→ EXERCISE TASK
Set the listing down again exactly, please, apart from its pictures.

→ DATA FOR THIS EXERCISE
#####

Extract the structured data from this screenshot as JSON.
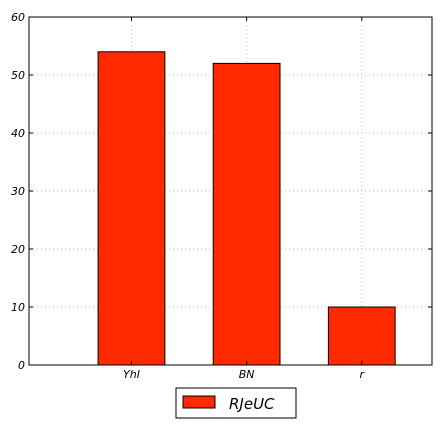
{
  "chart_data": {
    "type": "bar",
    "title": "",
    "xlabel": "",
    "ylabel": "",
    "categories": [
      "YhI",
      "BN",
      "r"
    ],
    "series": [
      {
        "name": "RJeUC",
        "values": [
          54,
          52,
          10
        ],
        "color": "#ff2a00"
      }
    ],
    "ylim": [
      0,
      60
    ],
    "yticks": [
      "0",
      "10",
      "20",
      "30",
      "40",
      "50",
      "60"
    ],
    "ytick_values": [
      0,
      10,
      20,
      30,
      40,
      50,
      60
    ],
    "grid": true,
    "legend_position": "bottom-center"
  }
}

#####

→ RESULT OF THIS EXERCISE
Extract the structured data from this screenshot as JSON.
{
  "chart_data": {
    "type": "bar",
    "title": "",
    "xlabel": "",
    "ylabel": "",
    "categories": [
      "YhI",
      "BN",
      "r"
    ],
    "series": [
      {
        "name": "RJeUC",
        "values": [
          54,
          52,
          10
        ],
        "color": "#ff2a00"
      }
    ],
    "ylim": [
      0,
      60
    ],
    "yticks": [
      "0",
      "10",
      "20",
      "30",
      "40",
      "50",
      "60"
    ],
    "ytick_values": [
      0,
      10,
      20,
      30,
      40,
      50,
      60
    ],
    "grid": true,
    "legend_position": "bottom-center"
  }
}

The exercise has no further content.